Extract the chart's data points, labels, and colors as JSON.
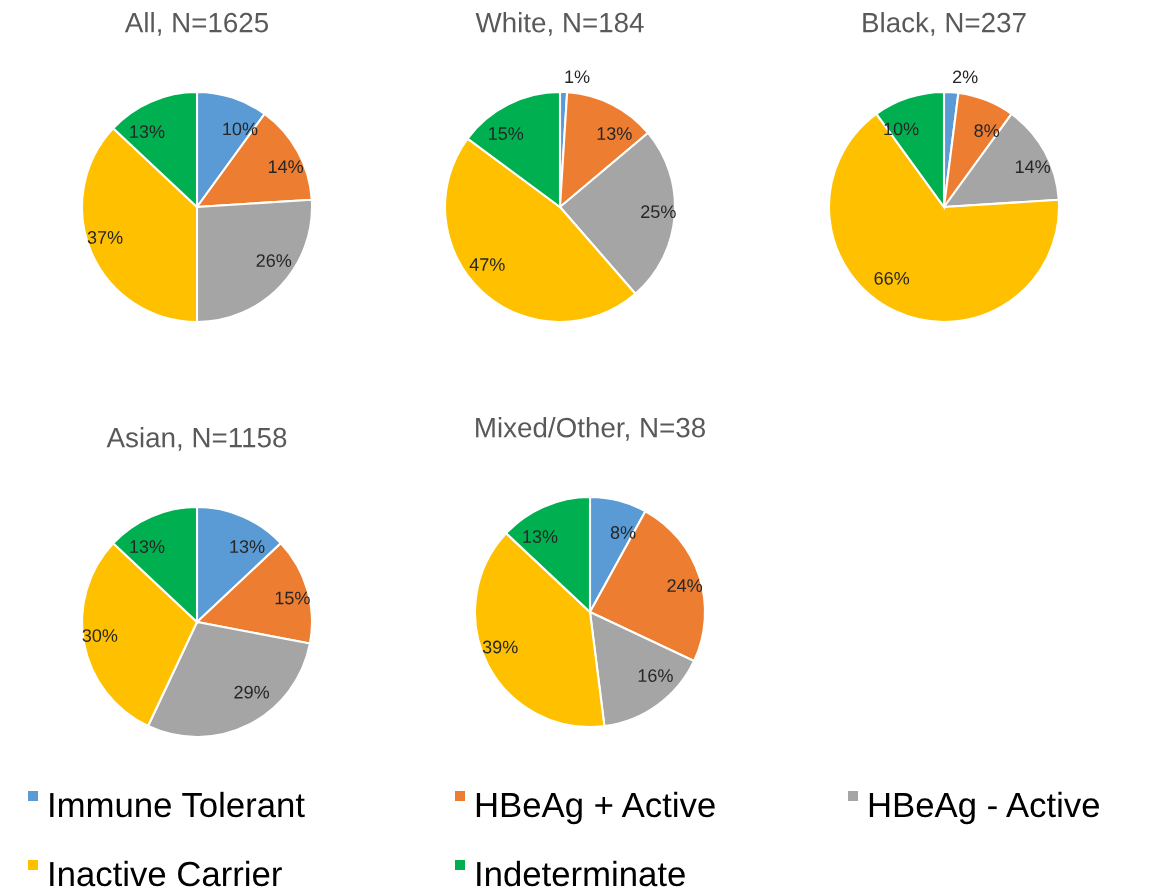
{
  "chart_data": [
    {
      "type": "pie",
      "title": "All, N=1625",
      "categories": [
        "Immune Tolerant",
        "HBeAg + Active",
        "HBeAg - Active",
        "Inactive Carrier",
        "Indeterminate"
      ],
      "values": [
        10,
        14,
        26,
        37,
        13
      ],
      "value_labels": [
        "10%",
        "14%",
        "26%",
        "37%",
        "13%"
      ],
      "colors": [
        "#5b9bd5",
        "#ed7d31",
        "#a5a5a5",
        "#ffc000",
        "#00b050"
      ],
      "legend": "bottom"
    },
    {
      "type": "pie",
      "title": "White, N=184",
      "values": [
        1,
        13,
        25,
        47,
        15
      ],
      "value_labels": [
        "1%",
        "13%",
        "25%",
        "47%",
        "15%"
      ],
      "colors": [
        "#5b9bd5",
        "#ed7d31",
        "#a5a5a5",
        "#ffc000",
        "#00b050"
      ]
    },
    {
      "type": "pie",
      "title": "Black, N=237",
      "values": [
        2,
        8,
        14,
        66,
        10
      ],
      "value_labels": [
        "2%",
        "8%",
        "14%",
        "66%",
        "10%"
      ],
      "colors": [
        "#5b9bd5",
        "#ed7d31",
        "#a5a5a5",
        "#ffc000",
        "#00b050"
      ]
    },
    {
      "type": "pie",
      "title": "Asian, N=1158",
      "values": [
        13,
        15,
        29,
        30,
        13
      ],
      "value_labels": [
        "13%",
        "15%",
        "29%",
        "30%",
        "13%"
      ],
      "colors": [
        "#5b9bd5",
        "#ed7d31",
        "#a5a5a5",
        "#ffc000",
        "#00b050"
      ]
    },
    {
      "type": "pie",
      "title": "Mixed/Other, N=38",
      "values": [
        8,
        24,
        16,
        39,
        13
      ],
      "value_labels": [
        "8%",
        "24%",
        "16%",
        "39%",
        "13%"
      ],
      "colors": [
        "#5b9bd5",
        "#ed7d31",
        "#a5a5a5",
        "#ffc000",
        "#00b050"
      ]
    }
  ]
}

> **GIVEN EXERCISE**: Repeat every record precisely. Any picture among them stays out of the copy.

> **THE RESULT**:
Extract the chart's data points, labels, and colors as JSON.
{
  "chart_data": [
    {
      "type": "pie",
      "title": "All, N=1625",
      "categories": [
        "Immune Tolerant",
        "HBeAg + Active",
        "HBeAg - Active",
        "Inactive Carrier",
        "Indeterminate"
      ],
      "values": [
        10,
        14,
        26,
        37,
        13
      ],
      "value_labels": [
        "10%",
        "14%",
        "26%",
        "37%",
        "13%"
      ],
      "colors": [
        "#5b9bd5",
        "#ed7d31",
        "#a5a5a5",
        "#ffc000",
        "#00b050"
      ],
      "legend": "bottom"
    },
    {
      "type": "pie",
      "title": "White, N=184",
      "values": [
        1,
        13,
        25,
        47,
        15
      ],
      "value_labels": [
        "1%",
        "13%",
        "25%",
        "47%",
        "15%"
      ],
      "colors": [
        "#5b9bd5",
        "#ed7d31",
        "#a5a5a5",
        "#ffc000",
        "#00b050"
      ]
    },
    {
      "type": "pie",
      "title": "Black, N=237",
      "values": [
        2,
        8,
        14,
        66,
        10
      ],
      "value_labels": [
        "2%",
        "8%",
        "14%",
        "66%",
        "10%"
      ],
      "colors": [
        "#5b9bd5",
        "#ed7d31",
        "#a5a5a5",
        "#ffc000",
        "#00b050"
      ]
    },
    {
      "type": "pie",
      "title": "Asian, N=1158",
      "values": [
        13,
        15,
        29,
        30,
        13
      ],
      "value_labels": [
        "13%",
        "15%",
        "29%",
        "30%",
        "13%"
      ],
      "colors": [
        "#5b9bd5",
        "#ed7d31",
        "#a5a5a5",
        "#ffc000",
        "#00b050"
      ]
    },
    {
      "type": "pie",
      "title": "Mixed/Other, N=38",
      "values": [
        8,
        24,
        16,
        39,
        13
      ],
      "value_labels": [
        "8%",
        "24%",
        "16%",
        "39%",
        "13%"
      ],
      "colors": [
        "#5b9bd5",
        "#ed7d31",
        "#a5a5a5",
        "#ffc000",
        "#00b050"
      ]
    }
  ]
}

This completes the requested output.